PROBLEM DESCRIPTION:
Please reproduce the data starting at its beginning and ending at the line that contains "file-icon bbox=[90, 222, 98, 228]", switching "file-icon" to "document-icon" and leaving everything else unchanged.

LISTED ENTRIES:
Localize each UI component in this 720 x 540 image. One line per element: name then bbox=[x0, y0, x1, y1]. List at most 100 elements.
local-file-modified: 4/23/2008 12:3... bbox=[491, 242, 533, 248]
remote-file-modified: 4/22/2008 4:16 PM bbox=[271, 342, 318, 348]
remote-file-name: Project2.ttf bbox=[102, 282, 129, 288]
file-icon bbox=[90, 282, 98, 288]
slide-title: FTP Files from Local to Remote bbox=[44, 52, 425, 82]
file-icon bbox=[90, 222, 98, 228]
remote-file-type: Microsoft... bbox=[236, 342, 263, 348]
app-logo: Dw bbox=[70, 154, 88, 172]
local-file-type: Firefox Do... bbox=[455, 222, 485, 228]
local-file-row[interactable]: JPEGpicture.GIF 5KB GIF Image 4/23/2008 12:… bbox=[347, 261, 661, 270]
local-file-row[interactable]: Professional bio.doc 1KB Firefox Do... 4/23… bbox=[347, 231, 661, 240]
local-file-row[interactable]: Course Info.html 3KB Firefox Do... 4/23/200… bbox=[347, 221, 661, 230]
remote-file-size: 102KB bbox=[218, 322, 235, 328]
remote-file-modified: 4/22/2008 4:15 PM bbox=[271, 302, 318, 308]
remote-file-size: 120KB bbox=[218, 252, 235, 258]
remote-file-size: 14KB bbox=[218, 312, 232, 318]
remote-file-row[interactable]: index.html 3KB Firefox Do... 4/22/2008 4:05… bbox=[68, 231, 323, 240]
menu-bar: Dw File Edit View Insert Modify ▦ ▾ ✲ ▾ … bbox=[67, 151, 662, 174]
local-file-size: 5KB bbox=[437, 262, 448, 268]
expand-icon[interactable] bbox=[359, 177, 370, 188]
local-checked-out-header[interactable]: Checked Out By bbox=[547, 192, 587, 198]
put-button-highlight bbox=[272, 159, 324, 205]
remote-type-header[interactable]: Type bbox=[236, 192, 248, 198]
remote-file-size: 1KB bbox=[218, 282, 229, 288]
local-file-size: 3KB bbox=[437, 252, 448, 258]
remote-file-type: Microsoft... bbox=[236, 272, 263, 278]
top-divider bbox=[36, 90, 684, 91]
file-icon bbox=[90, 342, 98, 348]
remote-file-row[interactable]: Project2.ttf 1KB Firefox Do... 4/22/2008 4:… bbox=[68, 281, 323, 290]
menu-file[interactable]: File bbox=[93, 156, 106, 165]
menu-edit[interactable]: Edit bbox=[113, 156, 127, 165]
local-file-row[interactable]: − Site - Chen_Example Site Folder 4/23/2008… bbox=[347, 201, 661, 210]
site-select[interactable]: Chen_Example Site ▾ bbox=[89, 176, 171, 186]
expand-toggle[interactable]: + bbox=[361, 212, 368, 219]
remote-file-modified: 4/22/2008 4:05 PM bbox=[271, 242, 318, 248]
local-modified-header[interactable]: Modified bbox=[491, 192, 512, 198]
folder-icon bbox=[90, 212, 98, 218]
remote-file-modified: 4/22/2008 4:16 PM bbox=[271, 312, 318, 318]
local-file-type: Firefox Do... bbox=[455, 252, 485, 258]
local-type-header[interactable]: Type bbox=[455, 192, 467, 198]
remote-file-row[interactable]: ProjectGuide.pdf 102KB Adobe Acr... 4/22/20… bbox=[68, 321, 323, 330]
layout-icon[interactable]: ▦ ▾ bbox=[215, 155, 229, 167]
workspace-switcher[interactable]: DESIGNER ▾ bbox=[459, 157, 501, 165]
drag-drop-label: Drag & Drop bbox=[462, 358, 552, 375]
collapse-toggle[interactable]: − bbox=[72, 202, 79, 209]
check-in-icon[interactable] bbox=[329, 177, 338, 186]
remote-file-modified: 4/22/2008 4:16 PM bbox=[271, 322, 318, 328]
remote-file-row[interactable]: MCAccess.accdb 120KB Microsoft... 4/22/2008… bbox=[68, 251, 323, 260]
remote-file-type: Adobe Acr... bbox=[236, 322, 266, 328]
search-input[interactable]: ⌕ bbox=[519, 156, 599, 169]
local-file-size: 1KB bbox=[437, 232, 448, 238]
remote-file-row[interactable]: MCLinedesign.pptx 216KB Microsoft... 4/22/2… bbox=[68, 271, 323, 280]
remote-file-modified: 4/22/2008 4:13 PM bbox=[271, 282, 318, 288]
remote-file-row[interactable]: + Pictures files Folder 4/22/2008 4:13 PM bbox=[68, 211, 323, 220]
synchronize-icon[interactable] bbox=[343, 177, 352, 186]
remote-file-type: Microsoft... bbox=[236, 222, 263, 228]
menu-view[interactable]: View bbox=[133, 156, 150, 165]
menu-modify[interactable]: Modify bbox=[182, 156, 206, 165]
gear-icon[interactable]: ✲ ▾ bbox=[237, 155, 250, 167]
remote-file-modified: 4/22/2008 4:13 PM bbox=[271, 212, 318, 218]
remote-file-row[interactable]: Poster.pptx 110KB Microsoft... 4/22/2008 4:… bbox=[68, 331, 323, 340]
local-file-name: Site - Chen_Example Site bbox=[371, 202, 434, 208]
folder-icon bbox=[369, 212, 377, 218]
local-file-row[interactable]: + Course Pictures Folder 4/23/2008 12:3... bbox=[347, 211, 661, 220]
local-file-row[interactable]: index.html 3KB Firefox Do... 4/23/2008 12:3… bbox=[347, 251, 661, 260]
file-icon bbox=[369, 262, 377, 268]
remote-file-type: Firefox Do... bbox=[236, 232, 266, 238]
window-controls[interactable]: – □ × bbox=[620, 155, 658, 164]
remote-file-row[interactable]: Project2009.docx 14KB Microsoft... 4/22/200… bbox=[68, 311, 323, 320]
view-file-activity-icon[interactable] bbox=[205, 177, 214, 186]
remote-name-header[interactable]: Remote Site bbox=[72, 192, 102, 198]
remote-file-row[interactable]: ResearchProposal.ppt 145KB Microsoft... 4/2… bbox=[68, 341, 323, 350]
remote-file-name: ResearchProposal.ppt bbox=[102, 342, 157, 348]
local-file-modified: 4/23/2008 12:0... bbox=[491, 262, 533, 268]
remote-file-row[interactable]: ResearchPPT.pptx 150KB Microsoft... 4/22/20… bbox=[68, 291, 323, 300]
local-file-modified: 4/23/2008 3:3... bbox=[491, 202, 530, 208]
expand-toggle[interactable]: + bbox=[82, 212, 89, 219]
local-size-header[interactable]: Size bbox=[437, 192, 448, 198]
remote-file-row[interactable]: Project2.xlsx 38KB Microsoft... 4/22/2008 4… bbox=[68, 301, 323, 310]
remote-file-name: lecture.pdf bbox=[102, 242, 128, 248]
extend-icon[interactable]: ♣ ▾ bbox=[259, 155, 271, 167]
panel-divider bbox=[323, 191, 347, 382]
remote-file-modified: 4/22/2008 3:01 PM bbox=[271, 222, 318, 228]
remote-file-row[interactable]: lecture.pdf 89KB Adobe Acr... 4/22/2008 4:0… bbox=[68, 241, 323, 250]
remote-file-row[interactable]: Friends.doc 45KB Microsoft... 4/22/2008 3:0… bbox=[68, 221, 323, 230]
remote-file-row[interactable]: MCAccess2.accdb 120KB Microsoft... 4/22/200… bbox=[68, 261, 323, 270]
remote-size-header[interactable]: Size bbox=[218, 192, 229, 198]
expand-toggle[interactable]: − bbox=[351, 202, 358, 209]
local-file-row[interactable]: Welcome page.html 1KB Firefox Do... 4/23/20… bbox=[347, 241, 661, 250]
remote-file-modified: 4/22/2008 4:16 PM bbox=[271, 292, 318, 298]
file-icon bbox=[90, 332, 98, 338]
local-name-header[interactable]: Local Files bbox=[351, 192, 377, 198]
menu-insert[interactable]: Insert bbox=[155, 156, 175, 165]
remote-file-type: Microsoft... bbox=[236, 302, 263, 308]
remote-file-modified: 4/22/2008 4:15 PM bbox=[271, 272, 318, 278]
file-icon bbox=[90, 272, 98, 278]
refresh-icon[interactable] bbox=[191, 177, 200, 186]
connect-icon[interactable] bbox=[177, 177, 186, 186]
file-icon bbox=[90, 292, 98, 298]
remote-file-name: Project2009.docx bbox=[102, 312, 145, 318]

RESPONSE TO THIS TASK:
Localize each UI component in this 720 x 540 image. One line per element: name then bbox=[x0, y0, x1, y1]. List at most 100 elements.
local-file-modified: 4/23/2008 12:3... bbox=[491, 242, 533, 248]
remote-file-modified: 4/22/2008 4:16 PM bbox=[271, 342, 318, 348]
remote-file-name: Project2.ttf bbox=[102, 282, 129, 288]
document-icon bbox=[90, 282, 98, 288]
slide-title: FTP Files from Local to Remote bbox=[44, 52, 425, 82]
document-icon bbox=[90, 222, 98, 228]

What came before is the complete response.